(Lines of data)
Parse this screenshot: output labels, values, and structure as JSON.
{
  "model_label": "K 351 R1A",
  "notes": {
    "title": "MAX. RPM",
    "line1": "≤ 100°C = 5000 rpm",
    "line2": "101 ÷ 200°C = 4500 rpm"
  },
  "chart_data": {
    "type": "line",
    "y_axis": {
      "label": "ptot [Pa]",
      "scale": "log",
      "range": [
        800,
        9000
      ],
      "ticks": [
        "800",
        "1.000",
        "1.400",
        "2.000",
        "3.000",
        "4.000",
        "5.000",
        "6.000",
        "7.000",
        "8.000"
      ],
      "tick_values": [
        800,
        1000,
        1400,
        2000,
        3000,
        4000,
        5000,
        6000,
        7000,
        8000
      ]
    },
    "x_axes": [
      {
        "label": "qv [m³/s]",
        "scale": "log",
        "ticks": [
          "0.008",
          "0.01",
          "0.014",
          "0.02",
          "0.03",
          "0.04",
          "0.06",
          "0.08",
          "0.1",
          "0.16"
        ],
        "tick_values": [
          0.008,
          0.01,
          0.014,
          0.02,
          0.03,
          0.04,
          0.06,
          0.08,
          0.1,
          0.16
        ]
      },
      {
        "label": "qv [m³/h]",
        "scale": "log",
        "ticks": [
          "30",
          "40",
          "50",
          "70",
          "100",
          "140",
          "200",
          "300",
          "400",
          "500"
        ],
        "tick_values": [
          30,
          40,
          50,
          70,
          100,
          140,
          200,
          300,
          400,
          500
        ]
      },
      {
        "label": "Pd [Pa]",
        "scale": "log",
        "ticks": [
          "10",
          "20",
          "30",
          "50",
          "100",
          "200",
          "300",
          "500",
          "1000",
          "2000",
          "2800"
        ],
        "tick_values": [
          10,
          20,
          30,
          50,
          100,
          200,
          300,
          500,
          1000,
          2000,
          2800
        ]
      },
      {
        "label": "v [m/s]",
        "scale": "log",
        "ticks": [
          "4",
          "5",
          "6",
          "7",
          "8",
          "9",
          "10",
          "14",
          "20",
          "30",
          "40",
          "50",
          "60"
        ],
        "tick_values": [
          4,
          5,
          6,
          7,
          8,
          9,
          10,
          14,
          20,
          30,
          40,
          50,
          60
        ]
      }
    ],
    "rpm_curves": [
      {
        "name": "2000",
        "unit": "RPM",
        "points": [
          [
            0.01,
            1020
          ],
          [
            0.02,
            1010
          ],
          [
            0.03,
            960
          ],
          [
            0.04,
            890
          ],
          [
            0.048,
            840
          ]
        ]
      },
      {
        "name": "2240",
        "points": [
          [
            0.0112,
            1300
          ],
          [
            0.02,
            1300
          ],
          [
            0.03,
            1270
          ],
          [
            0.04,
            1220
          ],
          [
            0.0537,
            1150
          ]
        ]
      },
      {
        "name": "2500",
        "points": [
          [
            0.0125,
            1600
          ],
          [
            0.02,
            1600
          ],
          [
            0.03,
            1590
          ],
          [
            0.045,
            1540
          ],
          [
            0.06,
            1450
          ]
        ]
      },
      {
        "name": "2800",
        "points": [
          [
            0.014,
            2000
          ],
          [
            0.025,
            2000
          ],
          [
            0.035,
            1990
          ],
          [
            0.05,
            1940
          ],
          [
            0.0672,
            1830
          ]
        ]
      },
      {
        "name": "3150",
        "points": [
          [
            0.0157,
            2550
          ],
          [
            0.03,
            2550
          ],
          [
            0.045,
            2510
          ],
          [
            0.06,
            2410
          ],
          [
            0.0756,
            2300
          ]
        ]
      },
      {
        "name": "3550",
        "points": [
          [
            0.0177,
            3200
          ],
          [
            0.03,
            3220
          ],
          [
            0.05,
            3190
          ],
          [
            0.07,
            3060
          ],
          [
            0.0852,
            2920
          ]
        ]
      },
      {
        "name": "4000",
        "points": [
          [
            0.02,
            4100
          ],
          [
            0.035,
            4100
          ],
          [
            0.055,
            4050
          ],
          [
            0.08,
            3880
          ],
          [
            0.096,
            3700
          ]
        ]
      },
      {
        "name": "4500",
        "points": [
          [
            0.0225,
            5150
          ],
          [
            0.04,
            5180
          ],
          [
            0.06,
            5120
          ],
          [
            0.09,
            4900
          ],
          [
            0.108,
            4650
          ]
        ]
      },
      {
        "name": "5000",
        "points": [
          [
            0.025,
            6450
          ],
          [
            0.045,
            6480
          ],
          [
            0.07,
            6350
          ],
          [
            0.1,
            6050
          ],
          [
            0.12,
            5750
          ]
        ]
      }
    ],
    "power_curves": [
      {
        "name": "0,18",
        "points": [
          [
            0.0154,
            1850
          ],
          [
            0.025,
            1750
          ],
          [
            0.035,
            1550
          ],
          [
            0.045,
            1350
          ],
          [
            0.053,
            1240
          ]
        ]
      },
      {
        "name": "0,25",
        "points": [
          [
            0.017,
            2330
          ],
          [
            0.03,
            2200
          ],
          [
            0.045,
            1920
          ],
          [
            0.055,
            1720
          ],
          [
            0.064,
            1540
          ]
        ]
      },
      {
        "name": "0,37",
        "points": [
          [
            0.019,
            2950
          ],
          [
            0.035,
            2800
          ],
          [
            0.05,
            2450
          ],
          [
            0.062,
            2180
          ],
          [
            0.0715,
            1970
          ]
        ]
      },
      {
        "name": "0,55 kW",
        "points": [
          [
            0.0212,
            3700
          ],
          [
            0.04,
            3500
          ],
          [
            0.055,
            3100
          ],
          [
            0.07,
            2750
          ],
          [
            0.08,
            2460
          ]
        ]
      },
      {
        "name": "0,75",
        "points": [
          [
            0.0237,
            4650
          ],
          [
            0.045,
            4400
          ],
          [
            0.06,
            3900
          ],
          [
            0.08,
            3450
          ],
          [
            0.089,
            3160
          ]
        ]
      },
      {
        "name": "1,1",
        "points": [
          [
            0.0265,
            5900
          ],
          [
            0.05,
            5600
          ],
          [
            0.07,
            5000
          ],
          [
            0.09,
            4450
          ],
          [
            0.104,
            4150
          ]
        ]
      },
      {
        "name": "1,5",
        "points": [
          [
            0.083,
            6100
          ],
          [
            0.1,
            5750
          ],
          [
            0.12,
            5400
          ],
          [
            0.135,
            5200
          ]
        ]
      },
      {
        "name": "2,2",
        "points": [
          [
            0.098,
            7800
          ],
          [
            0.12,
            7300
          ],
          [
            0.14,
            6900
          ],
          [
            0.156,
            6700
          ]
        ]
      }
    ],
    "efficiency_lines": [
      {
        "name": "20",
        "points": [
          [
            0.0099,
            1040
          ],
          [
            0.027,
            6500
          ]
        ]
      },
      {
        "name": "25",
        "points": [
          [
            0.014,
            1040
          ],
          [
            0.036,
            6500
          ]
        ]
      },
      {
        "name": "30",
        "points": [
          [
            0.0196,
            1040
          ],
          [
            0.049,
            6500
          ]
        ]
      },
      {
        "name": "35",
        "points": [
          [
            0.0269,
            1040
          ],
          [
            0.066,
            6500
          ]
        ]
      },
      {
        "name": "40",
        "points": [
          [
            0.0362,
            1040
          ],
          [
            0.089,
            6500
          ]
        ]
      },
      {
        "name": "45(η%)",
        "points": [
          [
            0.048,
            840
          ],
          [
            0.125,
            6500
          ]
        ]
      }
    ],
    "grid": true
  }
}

EXERCISE GOAL: Extract every entry in the listing word for word.

CORRECT ANSWER:
Parse this screenshot: output labels, values, and structure as JSON.
{
  "model_label": "K 351 R1A",
  "notes": {
    "title": "MAX. RPM",
    "line1": "≤ 100°C = 5000 rpm",
    "line2": "101 ÷ 200°C = 4500 rpm"
  },
  "chart_data": {
    "type": "line",
    "y_axis": {
      "label": "ptot [Pa]",
      "scale": "log",
      "range": [
        800,
        9000
      ],
      "ticks": [
        "800",
        "1.000",
        "1.400",
        "2.000",
        "3.000",
        "4.000",
        "5.000",
        "6.000",
        "7.000",
        "8.000"
      ],
      "tick_values": [
        800,
        1000,
        1400,
        2000,
        3000,
        4000,
        5000,
        6000,
        7000,
        8000
      ]
    },
    "x_axes": [
      {
        "label": "qv [m³/s]",
        "scale": "log",
        "ticks": [
          "0.008",
          "0.01",
          "0.014",
          "0.02",
          "0.03",
          "0.04",
          "0.06",
          "0.08",
          "0.1",
          "0.16"
        ],
        "tick_values": [
          0.008,
          0.01,
          0.014,
          0.02,
          0.03,
          0.04,
          0.06,
          0.08,
          0.1,
          0.16
        ]
      },
      {
        "label": "qv [m³/h]",
        "scale": "log",
        "ticks": [
          "30",
          "40",
          "50",
          "70",
          "100",
          "140",
          "200",
          "300",
          "400",
          "500"
        ],
        "tick_values": [
          30,
          40,
          50,
          70,
          100,
          140,
          200,
          300,
          400,
          500
        ]
      },
      {
        "label": "Pd [Pa]",
        "scale": "log",
        "ticks": [
          "10",
          "20",
          "30",
          "50",
          "100",
          "200",
          "300",
          "500",
          "1000",
          "2000",
          "2800"
        ],
        "tick_values": [
          10,
          20,
          30,
          50,
          100,
          200,
          300,
          500,
          1000,
          2000,
          2800
        ]
      },
      {
        "label": "v [m/s]",
        "scale": "log",
        "ticks": [
          "4",
          "5",
          "6",
          "7",
          "8",
          "9",
          "10",
          "14",
          "20",
          "30",
          "40",
          "50",
          "60"
        ],
        "tick_values": [
          4,
          5,
          6,
          7,
          8,
          9,
          10,
          14,
          20,
          30,
          40,
          50,
          60
        ]
      }
    ],
    "rpm_curves": [
      {
        "name": "2000",
        "unit": "RPM",
        "points": [
          [
            0.01,
            1020
          ],
          [
            0.02,
            1010
          ],
          [
            0.03,
            960
          ],
          [
            0.04,
            890
          ],
          [
            0.048,
            840
          ]
        ]
      },
      {
        "name": "2240",
        "points": [
          [
            0.0112,
            1300
          ],
          [
            0.02,
            1300
          ],
          [
            0.03,
            1270
          ],
          [
            0.04,
            1220
          ],
          [
            0.0537,
            1150
          ]
        ]
      },
      {
        "name": "2500",
        "points": [
          [
            0.0125,
            1600
          ],
          [
            0.02,
            1600
          ],
          [
            0.03,
            1590
          ],
          [
            0.045,
            1540
          ],
          [
            0.06,
            1450
          ]
        ]
      },
      {
        "name": "2800",
        "points": [
          [
            0.014,
            2000
          ],
          [
            0.025,
            2000
          ],
          [
            0.035,
            1990
          ],
          [
            0.05,
            1940
          ],
          [
            0.0672,
            1830
          ]
        ]
      },
      {
        "name": "3150",
        "points": [
          [
            0.0157,
            2550
          ],
          [
            0.03,
            2550
          ],
          [
            0.045,
            2510
          ],
          [
            0.06,
            2410
          ],
          [
            0.0756,
            2300
          ]
        ]
      },
      {
        "name": "3550",
        "points": [
          [
            0.0177,
            3200
          ],
          [
            0.03,
            3220
          ],
          [
            0.05,
            3190
          ],
          [
            0.07,
            3060
          ],
          [
            0.0852,
            2920
          ]
        ]
      },
      {
        "name": "4000",
        "points": [
          [
            0.02,
            4100
          ],
          [
            0.035,
            4100
          ],
          [
            0.055,
            4050
          ],
          [
            0.08,
            3880
          ],
          [
            0.096,
            3700
          ]
        ]
      },
      {
        "name": "4500",
        "points": [
          [
            0.0225,
            5150
          ],
          [
            0.04,
            5180
          ],
          [
            0.06,
            5120
          ],
          [
            0.09,
            4900
          ],
          [
            0.108,
            4650
          ]
        ]
      },
      {
        "name": "5000",
        "points": [
          [
            0.025,
            6450
          ],
          [
            0.045,
            6480
          ],
          [
            0.07,
            6350
          ],
          [
            0.1,
            6050
          ],
          [
            0.12,
            5750
          ]
        ]
      }
    ],
    "power_curves": [
      {
        "name": "0,18",
        "points": [
          [
            0.0154,
            1850
          ],
          [
            0.025,
            1750
          ],
          [
            0.035,
            1550
          ],
          [
            0.045,
            1350
          ],
          [
            0.053,
            1240
          ]
        ]
      },
      {
        "name": "0,25",
        "points": [
          [
            0.017,
            2330
          ],
          [
            0.03,
            2200
          ],
          [
            0.045,
            1920
          ],
          [
            0.055,
            1720
          ],
          [
            0.064,
            1540
          ]
        ]
      },
      {
        "name": "0,37",
        "points": [
          [
            0.019,
            2950
          ],
          [
            0.035,
            2800
          ],
          [
            0.05,
            2450
          ],
          [
            0.062,
            2180
          ],
          [
            0.0715,
            1970
          ]
        ]
      },
      {
        "name": "0,55 kW",
        "points": [
          [
            0.0212,
            3700
          ],
          [
            0.04,
            3500
          ],
          [
            0.055,
            3100
          ],
          [
            0.07,
            2750
          ],
          [
            0.08,
            2460
          ]
        ]
      },
      {
        "name": "0,75",
        "points": [
          [
            0.0237,
            4650
          ],
          [
            0.045,
            4400
          ],
          [
            0.06,
            3900
          ],
          [
            0.08,
            3450
          ],
          [
            0.089,
            3160
          ]
        ]
      },
      {
        "name": "1,1",
        "points": [
          [
            0.0265,
            5900
          ],
          [
            0.05,
            5600
          ],
          [
            0.07,
            5000
          ],
          [
            0.09,
            4450
          ],
          [
            0.104,
            4150
          ]
        ]
      },
      {
        "name": "1,5",
        "points": [
          [
            0.083,
            6100
          ],
          [
            0.1,
            5750
          ],
          [
            0.12,
            5400
          ],
          [
            0.135,
            5200
          ]
        ]
      },
      {
        "name": "2,2",
        "points": [
          [
            0.098,
            7800
          ],
          [
            0.12,
            7300
          ],
          [
            0.14,
            6900
          ],
          [
            0.156,
            6700
          ]
        ]
      }
    ],
    "efficiency_lines": [
      {
        "name": "20",
        "points": [
          [
            0.0099,
            1040
          ],
          [
            0.027,
            6500
          ]
        ]
      },
      {
        "name": "25",
        "points": [
          [
            0.014,
            1040
          ],
          [
            0.036,
            6500
          ]
        ]
      },
      {
        "name": "30",
        "points": [
          [
            0.0196,
            1040
          ],
          [
            0.049,
            6500
          ]
        ]
      },
      {
        "name": "35",
        "points": [
          [
            0.0269,
            1040
          ],
          [
            0.066,
            6500
          ]
        ]
      },
      {
        "name": "40",
        "points": [
          [
            0.0362,
            1040
          ],
          [
            0.089,
            6500
          ]
        ]
      },
      {
        "name": "45(η%)",
        "points": [
          [
            0.048,
            840
          ],
          [
            0.125,
            6500
          ]
        ]
      }
    ],
    "grid": true
  }
}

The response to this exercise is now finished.